▸ Goal
Wherever the word "concreto" appears in a line, copy that line.

## start

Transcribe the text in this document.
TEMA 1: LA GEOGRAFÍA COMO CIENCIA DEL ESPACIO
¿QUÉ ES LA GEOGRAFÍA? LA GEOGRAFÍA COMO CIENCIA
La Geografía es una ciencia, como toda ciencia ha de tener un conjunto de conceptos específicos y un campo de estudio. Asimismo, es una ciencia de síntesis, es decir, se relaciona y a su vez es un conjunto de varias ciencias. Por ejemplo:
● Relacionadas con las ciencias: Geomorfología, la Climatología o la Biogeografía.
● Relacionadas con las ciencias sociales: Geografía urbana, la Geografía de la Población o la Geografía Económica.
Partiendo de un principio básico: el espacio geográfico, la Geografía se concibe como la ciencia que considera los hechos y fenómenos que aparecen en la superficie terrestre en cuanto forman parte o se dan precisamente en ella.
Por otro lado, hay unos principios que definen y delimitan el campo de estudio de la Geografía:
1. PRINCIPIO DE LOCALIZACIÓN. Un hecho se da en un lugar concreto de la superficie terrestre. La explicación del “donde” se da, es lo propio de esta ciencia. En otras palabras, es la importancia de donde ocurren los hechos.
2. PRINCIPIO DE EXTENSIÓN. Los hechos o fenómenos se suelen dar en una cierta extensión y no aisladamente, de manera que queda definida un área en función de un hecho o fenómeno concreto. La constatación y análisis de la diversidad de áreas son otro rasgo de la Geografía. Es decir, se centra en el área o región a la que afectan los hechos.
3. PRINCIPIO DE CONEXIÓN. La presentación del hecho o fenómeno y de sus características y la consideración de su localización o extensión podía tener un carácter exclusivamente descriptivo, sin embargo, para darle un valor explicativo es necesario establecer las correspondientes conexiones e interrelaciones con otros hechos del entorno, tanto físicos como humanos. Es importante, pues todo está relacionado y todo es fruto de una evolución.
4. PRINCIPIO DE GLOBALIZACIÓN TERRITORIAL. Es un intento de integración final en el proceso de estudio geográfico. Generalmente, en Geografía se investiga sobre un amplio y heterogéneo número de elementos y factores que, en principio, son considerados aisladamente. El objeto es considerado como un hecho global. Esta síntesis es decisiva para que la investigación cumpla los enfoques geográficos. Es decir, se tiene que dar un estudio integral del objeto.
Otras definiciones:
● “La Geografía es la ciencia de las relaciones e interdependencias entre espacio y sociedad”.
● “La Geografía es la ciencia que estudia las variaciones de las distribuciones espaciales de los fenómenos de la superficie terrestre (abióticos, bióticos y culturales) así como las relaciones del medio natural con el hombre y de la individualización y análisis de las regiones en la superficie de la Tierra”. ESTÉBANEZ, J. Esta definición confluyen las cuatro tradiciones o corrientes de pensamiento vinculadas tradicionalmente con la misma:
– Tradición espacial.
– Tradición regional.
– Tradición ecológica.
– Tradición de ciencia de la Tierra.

## end

▸ Solved problem
1. PRINCIPIO DE LOCALIZACIÓN. Un hecho se da en un lugar concreto de la superficie terrestre. La explicación del “donde” se da, es lo propio de esta ciencia. En otras palabras, es la importancia de donde ocurren los hechos.
2. PRINCIPIO DE EXTENSIÓN. Los hechos o fenómenos se suelen dar en una cierta extensión y no aisladamente, de manera que queda definida un área en función de un hecho o fenómeno concreto. La constatación y análisis de la diversidad de áreas son otro rasgo de la Geografía. Es decir, se centra en el área o región a la que afectan los hechos.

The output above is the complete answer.